PROBLEM TO SOLVE
Pull out every line with the word "following".

RECORDS PROVIDED
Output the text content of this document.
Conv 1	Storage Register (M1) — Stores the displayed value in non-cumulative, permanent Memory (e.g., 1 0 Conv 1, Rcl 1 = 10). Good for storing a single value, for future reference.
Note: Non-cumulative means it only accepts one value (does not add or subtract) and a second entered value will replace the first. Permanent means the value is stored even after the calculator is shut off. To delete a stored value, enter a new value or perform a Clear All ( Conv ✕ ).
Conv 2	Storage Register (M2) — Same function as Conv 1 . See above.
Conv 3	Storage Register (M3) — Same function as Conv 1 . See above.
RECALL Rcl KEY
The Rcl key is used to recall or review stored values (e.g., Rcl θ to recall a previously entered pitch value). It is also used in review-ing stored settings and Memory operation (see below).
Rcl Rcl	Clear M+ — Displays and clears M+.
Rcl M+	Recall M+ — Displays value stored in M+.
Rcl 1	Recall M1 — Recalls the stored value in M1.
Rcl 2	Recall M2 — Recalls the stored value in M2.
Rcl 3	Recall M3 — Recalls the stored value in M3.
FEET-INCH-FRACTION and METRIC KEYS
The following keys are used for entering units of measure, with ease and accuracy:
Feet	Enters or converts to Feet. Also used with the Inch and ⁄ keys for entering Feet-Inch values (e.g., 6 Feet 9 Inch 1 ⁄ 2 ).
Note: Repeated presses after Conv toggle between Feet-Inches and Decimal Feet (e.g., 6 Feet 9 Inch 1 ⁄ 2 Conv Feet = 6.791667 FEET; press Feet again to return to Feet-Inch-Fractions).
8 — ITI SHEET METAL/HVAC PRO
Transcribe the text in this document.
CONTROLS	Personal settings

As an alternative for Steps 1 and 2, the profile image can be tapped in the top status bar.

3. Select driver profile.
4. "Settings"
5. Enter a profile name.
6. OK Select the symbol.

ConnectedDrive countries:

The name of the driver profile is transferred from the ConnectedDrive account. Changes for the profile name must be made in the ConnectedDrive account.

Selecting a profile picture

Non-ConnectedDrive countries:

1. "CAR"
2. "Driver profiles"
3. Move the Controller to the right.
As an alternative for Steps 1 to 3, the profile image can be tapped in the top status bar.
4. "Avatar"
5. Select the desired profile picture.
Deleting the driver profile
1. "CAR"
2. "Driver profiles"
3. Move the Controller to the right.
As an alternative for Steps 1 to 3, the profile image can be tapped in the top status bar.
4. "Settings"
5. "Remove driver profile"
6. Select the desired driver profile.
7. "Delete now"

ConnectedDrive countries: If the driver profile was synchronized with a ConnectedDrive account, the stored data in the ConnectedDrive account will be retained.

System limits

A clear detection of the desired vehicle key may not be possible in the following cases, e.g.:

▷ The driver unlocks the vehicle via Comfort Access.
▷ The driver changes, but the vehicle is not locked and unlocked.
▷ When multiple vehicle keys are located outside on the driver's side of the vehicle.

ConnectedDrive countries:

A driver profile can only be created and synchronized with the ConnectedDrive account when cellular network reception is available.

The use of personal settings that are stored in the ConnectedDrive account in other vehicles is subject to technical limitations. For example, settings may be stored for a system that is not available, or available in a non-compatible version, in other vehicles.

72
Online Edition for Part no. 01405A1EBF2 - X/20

FINISHED TASK
The following keys are used for entering units of measure, with ease and accuracy:
A clear detection of the desired vehicle key may not be possible in the following cases, e.g.:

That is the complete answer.